* begin Source data *

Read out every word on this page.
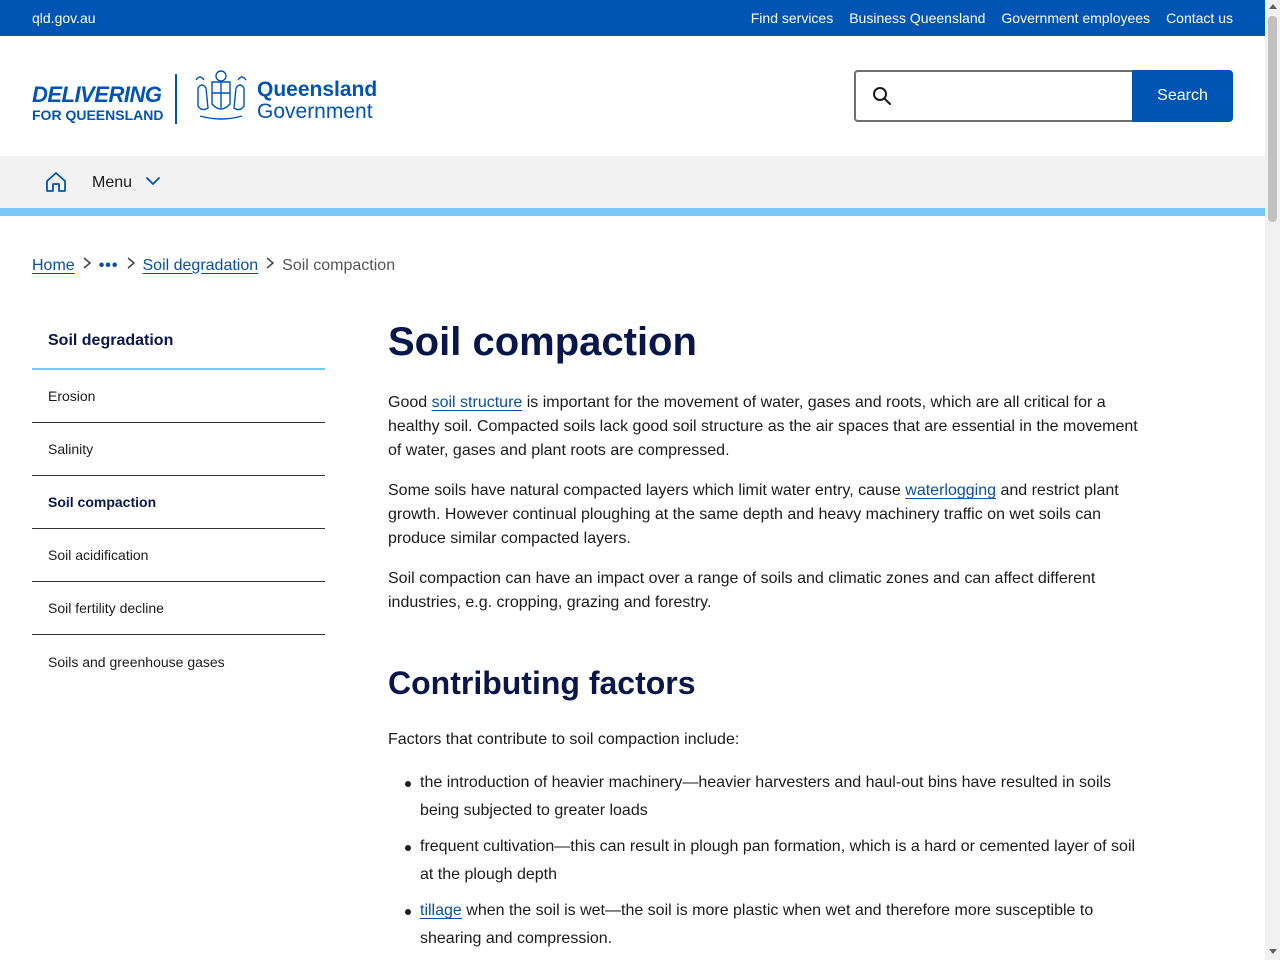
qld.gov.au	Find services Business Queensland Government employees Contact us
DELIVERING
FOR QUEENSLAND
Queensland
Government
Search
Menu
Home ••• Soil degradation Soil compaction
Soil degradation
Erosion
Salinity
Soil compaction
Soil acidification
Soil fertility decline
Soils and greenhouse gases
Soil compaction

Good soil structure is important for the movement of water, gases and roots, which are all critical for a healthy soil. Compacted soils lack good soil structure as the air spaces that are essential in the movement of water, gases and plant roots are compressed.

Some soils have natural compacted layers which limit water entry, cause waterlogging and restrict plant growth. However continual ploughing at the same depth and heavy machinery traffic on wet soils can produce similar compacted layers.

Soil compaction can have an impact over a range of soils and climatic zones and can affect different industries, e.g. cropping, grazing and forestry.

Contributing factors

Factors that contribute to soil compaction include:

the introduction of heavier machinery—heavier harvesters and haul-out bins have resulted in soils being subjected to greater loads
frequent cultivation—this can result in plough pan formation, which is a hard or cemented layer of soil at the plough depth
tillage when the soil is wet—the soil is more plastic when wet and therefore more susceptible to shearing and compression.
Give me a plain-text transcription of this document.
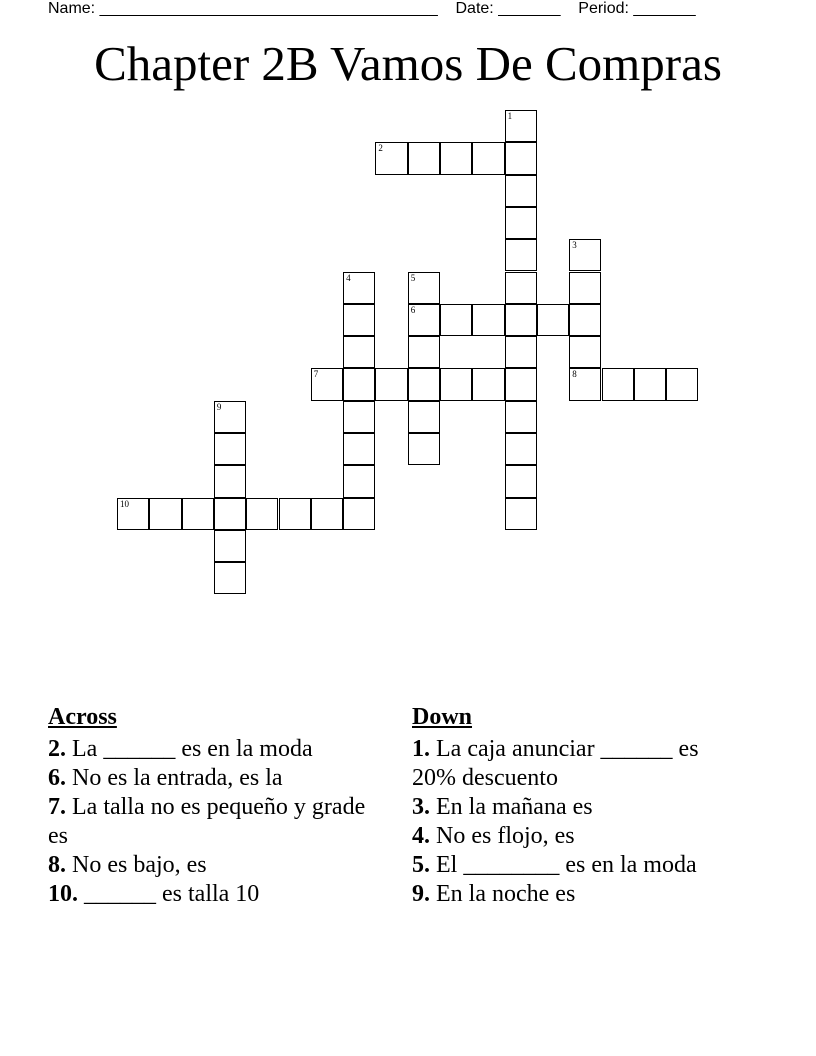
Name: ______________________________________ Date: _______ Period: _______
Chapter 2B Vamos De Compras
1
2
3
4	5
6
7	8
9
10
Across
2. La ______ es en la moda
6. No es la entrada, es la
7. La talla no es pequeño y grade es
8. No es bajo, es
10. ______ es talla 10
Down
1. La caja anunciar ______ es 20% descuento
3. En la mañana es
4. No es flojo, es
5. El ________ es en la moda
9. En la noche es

* end Source data *
* begin Source data *

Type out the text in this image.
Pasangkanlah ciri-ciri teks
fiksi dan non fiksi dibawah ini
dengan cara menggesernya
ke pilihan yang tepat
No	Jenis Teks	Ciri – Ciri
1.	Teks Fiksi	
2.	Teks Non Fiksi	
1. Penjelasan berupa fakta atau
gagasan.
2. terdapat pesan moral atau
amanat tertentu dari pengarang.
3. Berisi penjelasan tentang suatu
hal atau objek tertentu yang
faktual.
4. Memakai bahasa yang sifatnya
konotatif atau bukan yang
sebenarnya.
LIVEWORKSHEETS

* end Source data *

#### Set task
Using the listing above, list every line in which the string "this" occurs.

#### Finished exercise
Read out every word on this page.
frequent cultivation—this can result in plough pan formation, which is a hard or cemented layer of soil at the plough depth
Give me a plain-text transcription of this document.
Type out the text in this image.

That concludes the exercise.